§ **Rows**:
— start —

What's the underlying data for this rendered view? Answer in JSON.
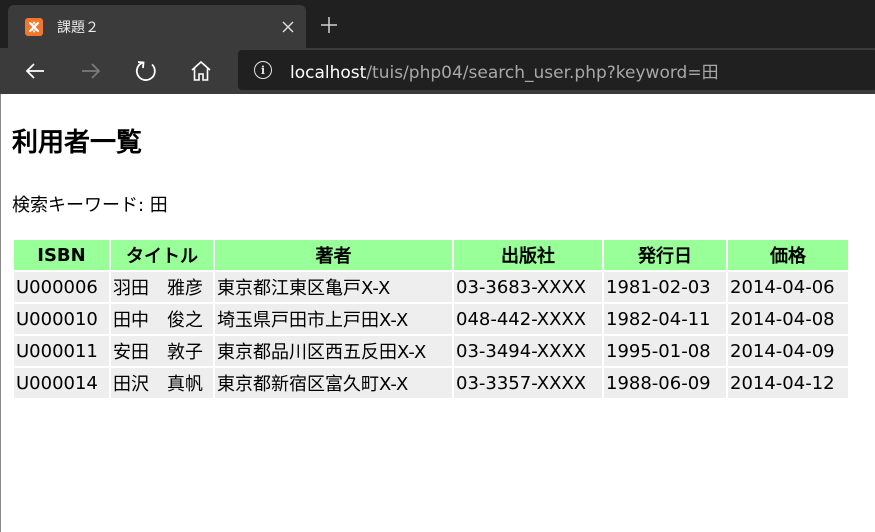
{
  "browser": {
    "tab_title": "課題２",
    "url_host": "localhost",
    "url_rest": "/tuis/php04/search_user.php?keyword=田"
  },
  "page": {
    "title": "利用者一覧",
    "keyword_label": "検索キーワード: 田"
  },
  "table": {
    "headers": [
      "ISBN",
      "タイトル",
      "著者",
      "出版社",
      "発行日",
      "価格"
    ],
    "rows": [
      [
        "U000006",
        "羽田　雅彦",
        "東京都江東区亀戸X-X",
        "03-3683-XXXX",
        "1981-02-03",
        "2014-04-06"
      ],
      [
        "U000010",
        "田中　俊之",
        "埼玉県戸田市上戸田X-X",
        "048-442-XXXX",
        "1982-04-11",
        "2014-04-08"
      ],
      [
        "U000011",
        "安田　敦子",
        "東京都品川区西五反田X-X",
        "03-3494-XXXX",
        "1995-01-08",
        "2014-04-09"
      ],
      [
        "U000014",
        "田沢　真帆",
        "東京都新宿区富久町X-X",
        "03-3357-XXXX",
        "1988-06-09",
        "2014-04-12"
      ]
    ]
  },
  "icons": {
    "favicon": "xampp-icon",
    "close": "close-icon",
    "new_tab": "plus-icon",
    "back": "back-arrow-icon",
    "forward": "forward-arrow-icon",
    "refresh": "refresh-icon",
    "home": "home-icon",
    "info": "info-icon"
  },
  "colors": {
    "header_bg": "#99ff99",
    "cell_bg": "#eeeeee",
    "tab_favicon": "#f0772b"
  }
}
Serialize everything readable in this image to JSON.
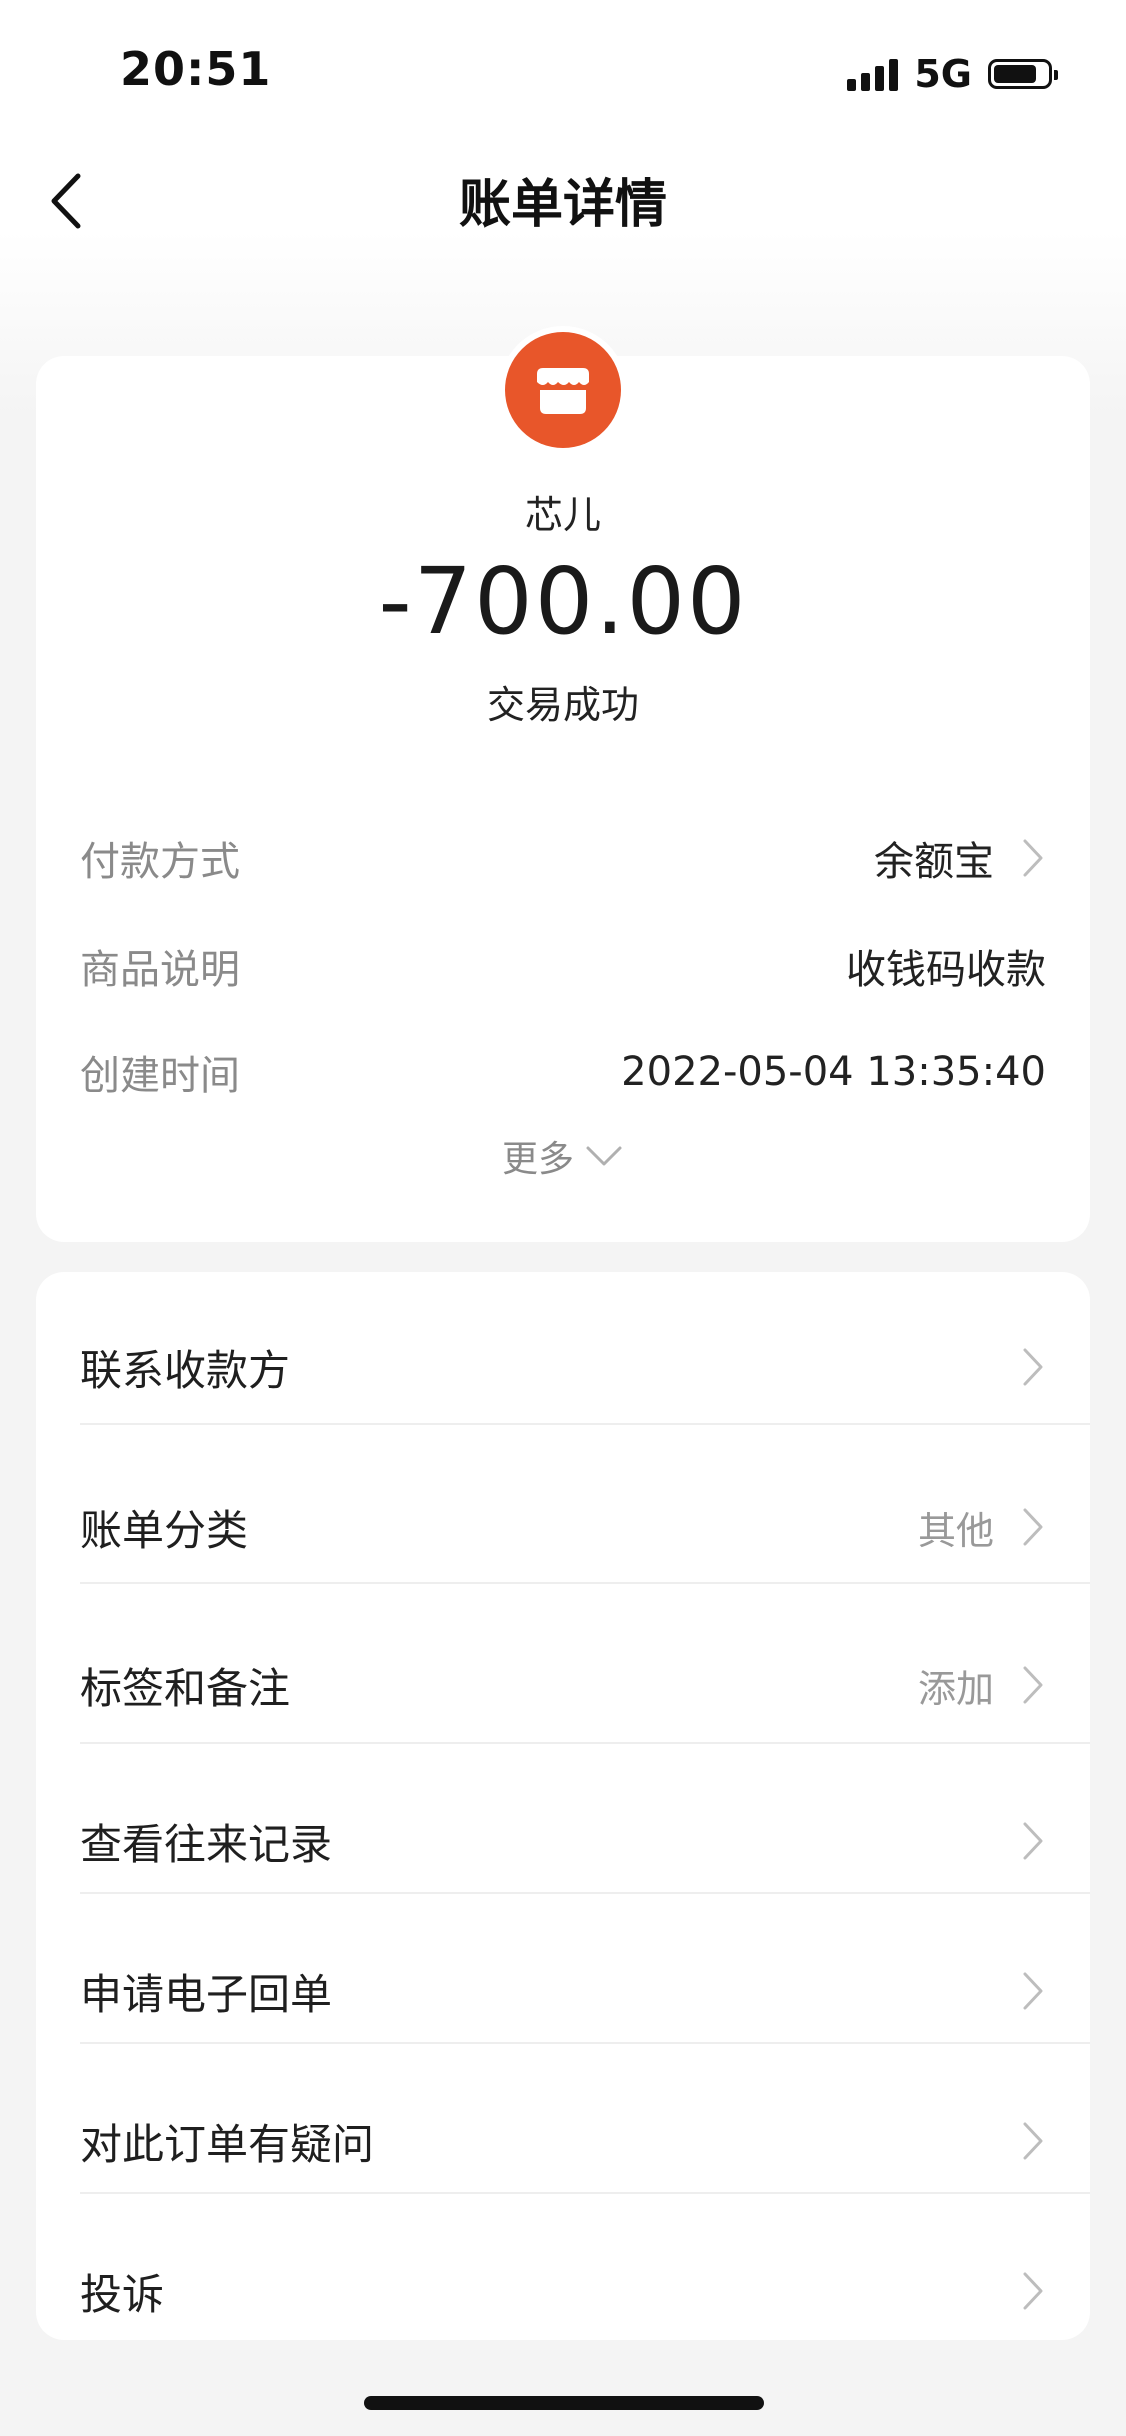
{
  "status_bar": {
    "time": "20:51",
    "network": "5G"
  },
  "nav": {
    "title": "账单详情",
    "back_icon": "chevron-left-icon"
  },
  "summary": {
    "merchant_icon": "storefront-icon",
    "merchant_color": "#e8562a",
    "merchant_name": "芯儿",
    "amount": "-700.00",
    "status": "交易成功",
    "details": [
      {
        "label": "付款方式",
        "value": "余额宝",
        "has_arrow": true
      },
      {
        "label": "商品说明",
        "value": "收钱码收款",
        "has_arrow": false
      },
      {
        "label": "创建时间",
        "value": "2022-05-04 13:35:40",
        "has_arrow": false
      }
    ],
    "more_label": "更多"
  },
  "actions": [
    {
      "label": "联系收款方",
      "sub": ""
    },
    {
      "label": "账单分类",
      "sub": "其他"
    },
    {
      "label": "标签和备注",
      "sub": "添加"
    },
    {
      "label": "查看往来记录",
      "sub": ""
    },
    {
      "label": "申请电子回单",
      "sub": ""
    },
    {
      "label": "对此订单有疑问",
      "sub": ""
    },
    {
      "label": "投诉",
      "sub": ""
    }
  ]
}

— end —

§ **Objective**:
All the records above need to be given again word for word. Skip the pictures.

§ **Solved problem**:
What's the underlying data for this rendered view? Answer in JSON.
{
  "browser": {
    "tab_title": "課題２",
    "url_host": "localhost",
    "url_rest": "/tuis/php04/search_user.php?keyword=田"
  },
  "page": {
    "title": "利用者一覧",
    "keyword_label": "検索キーワード: 田"
  },
  "table": {
    "headers": [
      "ISBN",
      "タイトル",
      "著者",
      "出版社",
      "発行日",
      "価格"
    ],
    "rows": [
      [
        "U000006",
        "羽田　雅彦",
        "東京都江東区亀戸X-X",
        "03-3683-XXXX",
        "1981-02-03",
        "2014-04-06"
      ],
      [
        "U000010",
        "田中　俊之",
        "埼玉県戸田市上戸田X-X",
        "048-442-XXXX",
        "1982-04-11",
        "2014-04-08"
      ],
      [
        "U000011",
        "安田　敦子",
        "東京都品川区西五反田X-X",
        "03-3494-XXXX",
        "1995-01-08",
        "2014-04-09"
      ],
      [
        "U000014",
        "田沢　真帆",
        "東京都新宿区富久町X-X",
        "03-3357-XXXX",
        "1988-06-09",
        "2014-04-12"
      ]
    ]
  },
  "icons": {
    "favicon": "xampp-icon",
    "close": "close-icon",
    "new_tab": "plus-icon",
    "back": "back-arrow-icon",
    "forward": "forward-arrow-icon",
    "refresh": "refresh-icon",
    "home": "home-icon",
    "info": "info-icon"
  },
  "colors": {
    "header_bg": "#99ff99",
    "cell_bg": "#eeeeee",
    "tab_favicon": "#f0772b"
  }
}
Serialize everything readable in this image to JSON.
{
  "status_bar": {
    "time": "20:51",
    "network": "5G"
  },
  "nav": {
    "title": "账单详情",
    "back_icon": "chevron-left-icon"
  },
  "summary": {
    "merchant_icon": "storefront-icon",
    "merchant_color": "#e8562a",
    "merchant_name": "芯儿",
    "amount": "-700.00",
    "status": "交易成功",
    "details": [
      {
        "label": "付款方式",
        "value": "余额宝",
        "has_arrow": true
      },
      {
        "label": "商品说明",
        "value": "收钱码收款",
        "has_arrow": false
      },
      {
        "label": "创建时间",
        "value": "2022-05-04 13:35:40",
        "has_arrow": false
      }
    ],
    "more_label": "更多"
  },
  "actions": [
    {
      "label": "联系收款方",
      "sub": ""
    },
    {
      "label": "账单分类",
      "sub": "其他"
    },
    {
      "label": "标签和备注",
      "sub": "添加"
    },
    {
      "label": "查看往来记录",
      "sub": ""
    },
    {
      "label": "申请电子回单",
      "sub": ""
    },
    {
      "label": "对此订单有疑问",
      "sub": ""
    },
    {
      "label": "投诉",
      "sub": ""
    }
  ]
}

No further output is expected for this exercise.